WHAT IS ASKED:
a - In the passage about No Flowers, No Wreaths, what is the original Portuguese title of Orlando da Costa's play, and in what year was it written?
b - Using the passage about No Flowers, No Wreaths, explain why Portugal's Prime Minister attended the programme held on 11 January 2017.

PASSAGE:
==================================================

R. Benedito Ferrão is a Visiting Assistant Professor of English and Asian & Pacific Islander American Studies at the College of William and Mary, Virginia, USA, and a member of Goa’s Al-Zulaij Collective. A writer of fiction, non-fiction, op-eds, and academic works, his work appears internationally. To read more, visit thenightchild.blogspot.com, or @nightchildnexus on Facebook.
No Flowers, No Wreaths (Goa 1556/Golden Heart Emporium; 2017) is available at the Golden Heart Emporium, Margoa.
By R. Benedito Ferrao
It would be difficult to read No Flowers, No Wreaths (2017), the new translation of Orlando da Costa’s play Sem Flores Nem Coroas (1967) without bearing in mind the event at which the book published by Goa 1556 and Golden Heart Emporium had its public release. As part of his visit to Goa, on 11 January, 2017, Portugal’s Prime Minister António Luís Santos da Costa attended a programme billed as a “Tribute by the Goan Civil Society”, which was held in his honour by the Confederation of Indian Industry (CII).

==================================================

DATASET SECTION:

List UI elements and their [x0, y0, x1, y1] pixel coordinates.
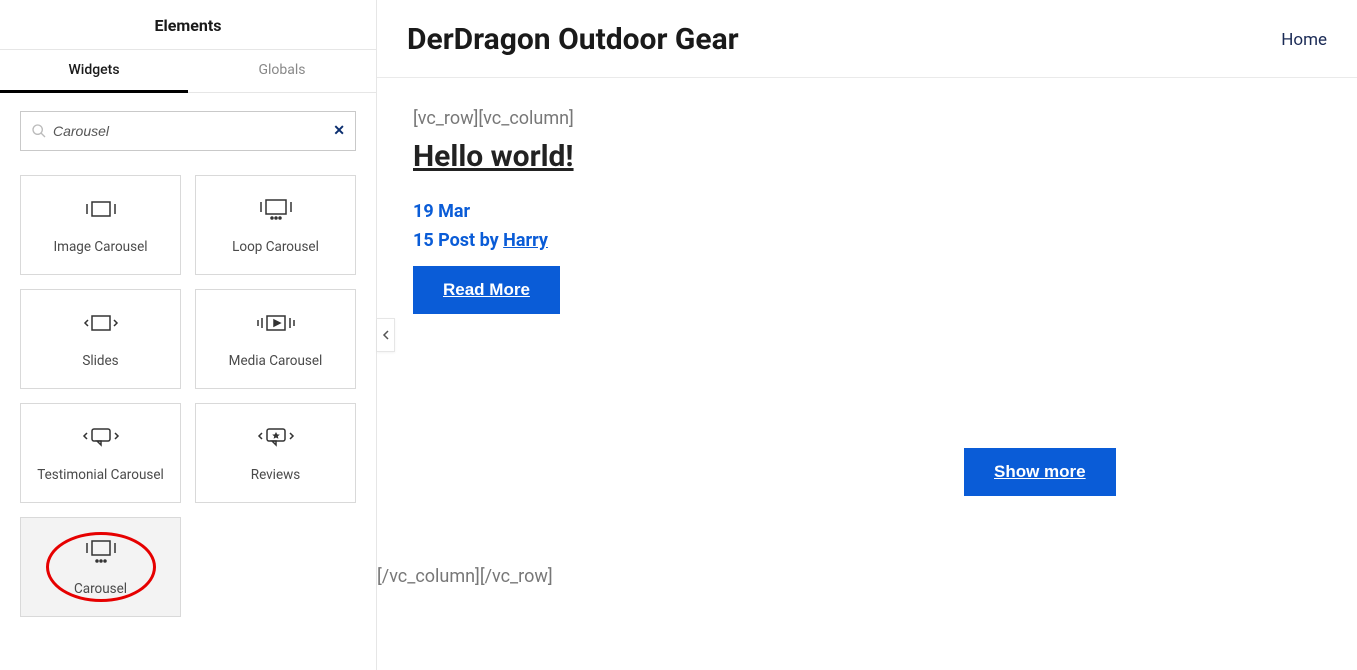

==================================================

WRITTEN ANSWERS:
a - Sem Flores Nem Coroas, from 1967.

b - He attended as part of his visit to Goa. The Confederation of Indian Industry held the programme, billed as a "Tribute by the Goan Civil Society," in his honour.